* START SOURCE DATA *

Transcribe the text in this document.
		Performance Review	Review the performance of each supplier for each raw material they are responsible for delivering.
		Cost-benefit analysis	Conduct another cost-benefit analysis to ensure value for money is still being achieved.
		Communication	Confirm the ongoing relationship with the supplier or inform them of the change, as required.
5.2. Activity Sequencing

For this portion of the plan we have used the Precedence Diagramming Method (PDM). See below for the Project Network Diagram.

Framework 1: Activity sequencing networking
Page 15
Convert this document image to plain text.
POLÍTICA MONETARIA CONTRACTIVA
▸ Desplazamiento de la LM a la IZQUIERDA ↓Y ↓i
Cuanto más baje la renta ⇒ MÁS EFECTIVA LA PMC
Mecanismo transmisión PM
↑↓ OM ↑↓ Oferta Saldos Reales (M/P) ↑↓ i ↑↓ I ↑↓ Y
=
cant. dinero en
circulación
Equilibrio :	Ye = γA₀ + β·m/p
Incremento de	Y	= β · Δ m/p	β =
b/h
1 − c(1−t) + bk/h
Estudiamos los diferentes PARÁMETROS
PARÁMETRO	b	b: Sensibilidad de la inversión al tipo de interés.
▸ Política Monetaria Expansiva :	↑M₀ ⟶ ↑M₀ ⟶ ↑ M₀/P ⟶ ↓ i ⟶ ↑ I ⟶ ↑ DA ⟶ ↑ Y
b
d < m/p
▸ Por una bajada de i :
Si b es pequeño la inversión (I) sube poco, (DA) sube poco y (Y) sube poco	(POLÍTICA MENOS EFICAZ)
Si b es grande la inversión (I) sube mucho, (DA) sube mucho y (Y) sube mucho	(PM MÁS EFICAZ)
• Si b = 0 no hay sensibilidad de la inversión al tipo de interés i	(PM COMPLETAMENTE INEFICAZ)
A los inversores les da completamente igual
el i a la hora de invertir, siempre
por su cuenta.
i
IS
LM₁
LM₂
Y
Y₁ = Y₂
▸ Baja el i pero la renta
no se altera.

* END SOURCE DATA *

◆ TO DO
Pick out each line containing "inversión" and report it.

◆ REPLY TO THE EXERCISE
PARÁMETRO	b	b: Sensibilidad de la inversión al tipo de interés.
Si b es pequeño la inversión (I) sube poco, (DA) sube poco y (Y) sube poco	(POLÍTICA MENOS EFICAZ)
Si b es grande la inversión (I) sube mucho, (DA) sube mucho y (Y) sube mucho	(PM MÁS EFICAZ)
• Si b = 0 no hay sensibilidad de la inversión al tipo de interés i	(PM COMPLETAMENTE INEFICAZ)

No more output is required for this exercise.